→ Set problem:
Output all entries verbatim. Skip pictures.

(Data records)
-*-

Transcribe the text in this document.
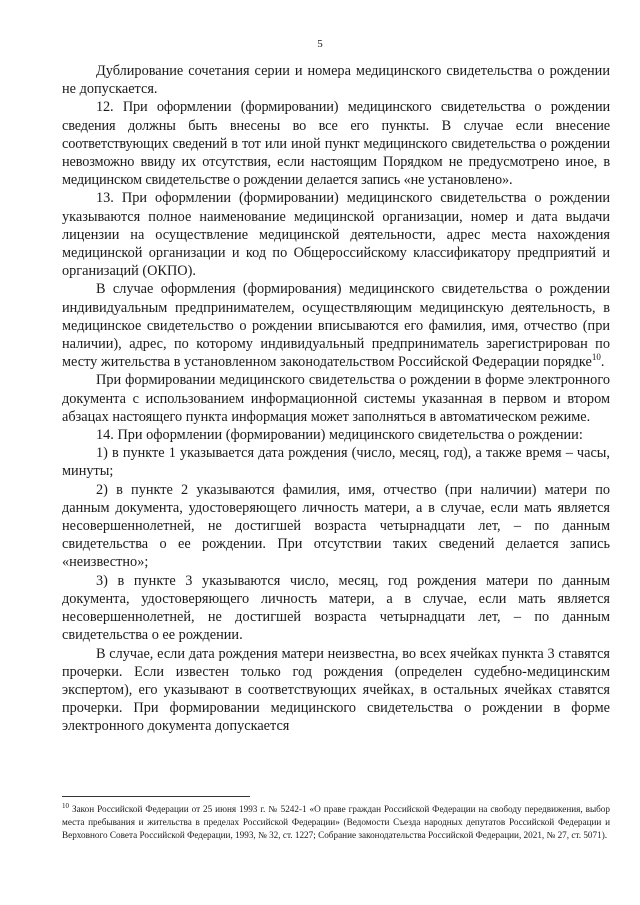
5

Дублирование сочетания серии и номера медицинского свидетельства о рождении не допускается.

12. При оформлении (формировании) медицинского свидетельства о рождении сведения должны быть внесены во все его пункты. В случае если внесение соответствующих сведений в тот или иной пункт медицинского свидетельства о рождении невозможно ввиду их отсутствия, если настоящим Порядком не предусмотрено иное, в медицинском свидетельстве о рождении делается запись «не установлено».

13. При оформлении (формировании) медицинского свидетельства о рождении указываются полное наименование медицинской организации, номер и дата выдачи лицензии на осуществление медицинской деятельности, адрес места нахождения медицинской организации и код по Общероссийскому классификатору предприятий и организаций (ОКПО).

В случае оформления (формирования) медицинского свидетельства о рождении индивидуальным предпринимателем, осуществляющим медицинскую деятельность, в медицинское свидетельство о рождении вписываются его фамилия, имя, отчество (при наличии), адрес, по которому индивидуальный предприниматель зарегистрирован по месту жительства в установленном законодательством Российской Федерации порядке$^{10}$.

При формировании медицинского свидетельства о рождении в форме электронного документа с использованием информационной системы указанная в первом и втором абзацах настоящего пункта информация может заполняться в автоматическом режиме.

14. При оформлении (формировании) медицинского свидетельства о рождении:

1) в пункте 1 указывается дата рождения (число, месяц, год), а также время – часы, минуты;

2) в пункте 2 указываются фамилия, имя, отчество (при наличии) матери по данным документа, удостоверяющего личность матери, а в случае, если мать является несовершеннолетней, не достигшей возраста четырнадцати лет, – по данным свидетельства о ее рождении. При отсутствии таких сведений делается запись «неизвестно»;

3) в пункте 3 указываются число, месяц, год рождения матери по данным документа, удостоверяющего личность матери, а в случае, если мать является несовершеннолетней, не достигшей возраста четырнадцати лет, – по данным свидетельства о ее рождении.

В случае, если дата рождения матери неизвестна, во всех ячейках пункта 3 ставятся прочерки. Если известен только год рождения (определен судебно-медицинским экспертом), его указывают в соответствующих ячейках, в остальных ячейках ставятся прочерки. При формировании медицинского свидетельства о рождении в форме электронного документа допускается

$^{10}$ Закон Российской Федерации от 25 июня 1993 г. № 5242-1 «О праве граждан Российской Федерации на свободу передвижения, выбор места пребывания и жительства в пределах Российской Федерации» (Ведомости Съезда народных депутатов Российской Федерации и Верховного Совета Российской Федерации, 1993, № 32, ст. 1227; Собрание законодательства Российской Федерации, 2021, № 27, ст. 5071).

-*-

→ Output of the exercise:
Transcribe the text in this document.
5

Дублирование сочетания серии и номера медицинского свидетельства о рождении не допускается.

12. При оформлении (формировании) медицинского свидетельства о рождении сведения должны быть внесены во все его пункты. В случае если внесение соответствующих сведений в тот или иной пункт медицинского свидетельства о рождении невозможно ввиду их отсутствия, если настоящим Порядком не предусмотрено иное, в медицинском свидетельстве о рождении делается запись «не установлено».

13. При оформлении (формировании) медицинского свидетельства о рождении указываются полное наименование медицинской организации, номер и дата выдачи лицензии на осуществление медицинской деятельности, адрес места нахождения медицинской организации и код по Общероссийскому классификатору предприятий и организаций (ОКПО).

В случае оформления (формирования) медицинского свидетельства о рождении индивидуальным предпринимателем, осуществляющим медицинскую деятельность, в медицинское свидетельство о рождении вписываются его фамилия, имя, отчество (при наличии), адрес, по которому индивидуальный предприниматель зарегистрирован по месту жительства в установленном законодательством Российской Федерации порядке$^{10}$.

При формировании медицинского свидетельства о рождении в форме электронного документа с использованием информационной системы указанная в первом и втором абзацах настоящего пункта информация может заполняться в автоматическом режиме.

14. При оформлении (формировании) медицинского свидетельства о рождении:

1) в пункте 1 указывается дата рождения (число, месяц, год), а также время – часы, минуты;

2) в пункте 2 указываются фамилия, имя, отчество (при наличии) матери по данным документа, удостоверяющего личность матери, а в случае, если мать является несовершеннолетней, не достигшей возраста четырнадцати лет, – по данным свидетельства о ее рождении. При отсутствии таких сведений делается запись «неизвестно»;

3) в пункте 3 указываются число, месяц, год рождения матери по данным документа, удостоверяющего личность матери, а в случае, если мать является несовершеннолетней, не достигшей возраста четырнадцати лет, – по данным свидетельства о ее рождении.

В случае, если дата рождения матери неизвестна, во всех ячейках пункта 3 ставятся прочерки. Если известен только год рождения (определен судебно-медицинским экспертом), его указывают в соответствующих ячейках, в остальных ячейках ставятся прочерки. При формировании медицинского свидетельства о рождении в форме электронного документа допускается

$^{10}$ Закон Российской Федерации от 25 июня 1993 г. № 5242-1 «О праве граждан Российской Федерации на свободу передвижения, выбор места пребывания и жительства в пределах Российской Федерации» (Ведомости Съезда народных депутатов Российской Федерации и Верховного Совета Российской Федерации, 1993, № 32, ст. 1227; Собрание законодательства Российской Федерации, 2021, № 27, ст. 5071).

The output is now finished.